Selection —

Ambient light sensor
The device has an ambient light sensor on the screen that can be made to work with the Zenbook driver (clone, make, insmod als.ko, requires linux-headers etc.); the value ranges from 0 in total darkness to 40000 in maximum light, with a value in the 1500-2000 range in normal indoor lighting conditions. I didn't try to write a script to adjust screen brightness automatically based on ambient light.
CPU and memory
/proc/meminfo reports 3938992 kB RAM. I haven't checked but there should be one RAM slot with non-soldered RAM, upgradeable by replacing by an 8 GB DDR3 module in SO-DIMM 204 pins packaging (costing about 75 euros as of this writing). /proc/cpuinfo reports the CPU as a Intel(R) Core(TM) i3-3227U CPU @ 1.90GHz. CPU frequency scaling is available, but cpufreq-info reports that it uses the intel_pstate driver, and that only the performance and powersave governors are available, with powersave being used by default. Loading the performance driver doesn't seem to make much of a difference. From cpufreq-aperf it looks like the CPU frequency increases up to the maximum 1.9 Ghz under load, even with the powersave governor (so it isn't locking the frequency to the lowest possible value).
Battery
Battery status can be read with ACPI as expected. From a quick test, during reasonable usage (browsing, investigating hotkeys, partitioning, etc.), and with phone plugged in (to tether and work around a Wifi glitch), battery life was around 4:30.
Screws
The entire case is closed with Torx-looking screws, and it seems that nothing is intended to be user-serviceable. In particular, you are probably not expected to replace the battery yourself. Of course, people have succeeded in opening their device, and a cursory search suggests that replacement batteries may still be available.
Fan and temperature
Two fans evacuate heat at the back of the unit. Four temperature sensors are detected by libsensors, one under acpitz-virtual-0 and two under coretemp-isa-0000. Temperatures are about 40 degrees in standard usage, with the fans spinning. Annoyingly I found no way to retrieve the fan RPM or to control the fans, and I find it sad that the fans seem to be always spinning even when temperature is low; they are not too noisy but total silence would be perfect, and that's just wasteful in terms of battery life. Temperatures reach 50 degrees and the fans speed up a bit under heavy load. There is code to control fan speed in software, that works fine. I recommend it heartily, because under normal loads the CPU temperature will stay well below 55 degrees with the fans powered down entirely.After trying to run with this script for a while, I no longer use it, because when the script is running it semes that the kernel occasionally sees critical temperature values and powers down. As those values are outliers I think they are just a glitch, but it seems that running the script triggers it, I don't understand why.

Dataset entries —
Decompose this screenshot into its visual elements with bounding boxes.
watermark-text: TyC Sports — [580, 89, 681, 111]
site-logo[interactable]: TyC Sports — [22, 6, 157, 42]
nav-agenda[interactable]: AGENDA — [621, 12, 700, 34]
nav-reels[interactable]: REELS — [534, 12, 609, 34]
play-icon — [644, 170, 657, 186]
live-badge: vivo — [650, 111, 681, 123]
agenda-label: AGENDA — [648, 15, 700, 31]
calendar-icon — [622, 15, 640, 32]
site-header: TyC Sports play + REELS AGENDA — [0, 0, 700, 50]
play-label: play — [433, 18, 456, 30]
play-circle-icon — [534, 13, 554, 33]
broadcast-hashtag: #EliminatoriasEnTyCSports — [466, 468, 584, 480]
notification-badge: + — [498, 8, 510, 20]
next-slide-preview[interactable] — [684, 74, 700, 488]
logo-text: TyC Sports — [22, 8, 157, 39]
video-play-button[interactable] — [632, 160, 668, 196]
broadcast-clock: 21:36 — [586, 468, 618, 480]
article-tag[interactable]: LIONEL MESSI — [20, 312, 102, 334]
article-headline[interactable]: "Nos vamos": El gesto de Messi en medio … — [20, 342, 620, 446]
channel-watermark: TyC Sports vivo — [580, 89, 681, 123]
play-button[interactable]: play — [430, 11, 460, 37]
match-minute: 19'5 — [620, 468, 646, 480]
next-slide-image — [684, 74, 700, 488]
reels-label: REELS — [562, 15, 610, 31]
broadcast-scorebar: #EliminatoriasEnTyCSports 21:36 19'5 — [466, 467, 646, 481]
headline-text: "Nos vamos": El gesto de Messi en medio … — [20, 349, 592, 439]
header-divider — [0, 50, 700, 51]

Directives —
1. Quote the laptop hardware notes from "CPU and memory" to "lowest possible value).".
2. Extend the laptop hardware notes beyond their last sentence, keeping the same first-person voice.
Nothing in these lines is used for the work here.

The responses —
1.
CPU and memory
/proc/meminfo reports 3938992 kB RAM. I haven't checked but there should be one RAM slot with non-soldered RAM, upgradeable by replacing by an 8 GB DDR3 module in SO-DIMM 204 pins packaging (costing about 75 euros as of this writing). /proc/cpuinfo reports the CPU as a Intel(R) Core(TM) i3-3227U CPU @ 1.90GHz. CPU frequency scaling is available, but cpufreq-info reports that it uses the intel_pstate driver, and that only the performance and powersave governors are available, with powersave being used by default. Loading the performance driver doesn't seem to make much of a difference. From cpufreq-aperf it looks like the CPU frequency increases up to the maximum 1.9 Ghz under load, even with the powersave governor (so it isn't locking the frequency to the lowest possible value).

2.
SSD
SSD is a Samsung MZMTD256, 238.47 GiB. Surprisingly it seems that if you are willing to open up your unit you can install a second mSATA SSD in a vacant slot. The default partition layout is surreal, with a whopping 7 partitions: WINRE_DRV, a 1000 MiB NTFS partition, SYSTEM_DRRRV, a 260 MiB bootable FAT32 partition, LRS_ESP, a 1000 MiB FAT32 partition, a 128 MiB msftres unknown partition, the main Windows partition (which is the only one that isn't hidden), and from memory a 4 GB partition and a 12 GB partition for obscure recovery purposes. I didn't touch the first four ones because they don't take up that much space and I'm afraid of making the device unbootable (that's probably an unrealistic fear, but who knows...), but I removed the Windows partition and the two last recovery partitions to install Debian instead. No problems in using GRUB (though I haven't tried booting anything except Debian).
Network
Wifi does not work out of the box, and the absence of an Ethernet port means that Debian installation may be painful. A possible workaround is to use an USB-Ethernet adapter (not tested), or to tether a mobile phone's Wifi connection (Debian install knows how to use such connections) The Wifi chip has USB ID 0bda:1724, and to make it work, for now, you should compile and install the rtl8723au driver. It is painless and works. However, it doesn't seem like changing the MAC address is supported; sudo ifconfig wlan0 hw ether whatever doesn't fail but doesn't change anything, even if the interface is down and even if it is rfkilled. I haven't tried very hard yet or investigated whether the driver had a specific option for this. It does not look like activating monitor mode for airodump-ng works either. Also, the driver was merged in Linux 3.15, so with sufficiently recent kernels the Wifi now works out of the box. Sadly, there seem to be some crashes related to the Wifi, see this bug. Fortunately, these crashes can be avoided by installing manually the rtl8723au driver instead of using the one shipped by the kernel.
Hibernate
pm-suspend seems to work, taking about 1 second to suspend and resume. pm-hibernate works but I had to configure the hibernate swap partition manually. Hibernating takes around 10 seconds, booting and resuming from hibernate takes about 16 seconds.

All in all, I am pretty satisfied with the device so far.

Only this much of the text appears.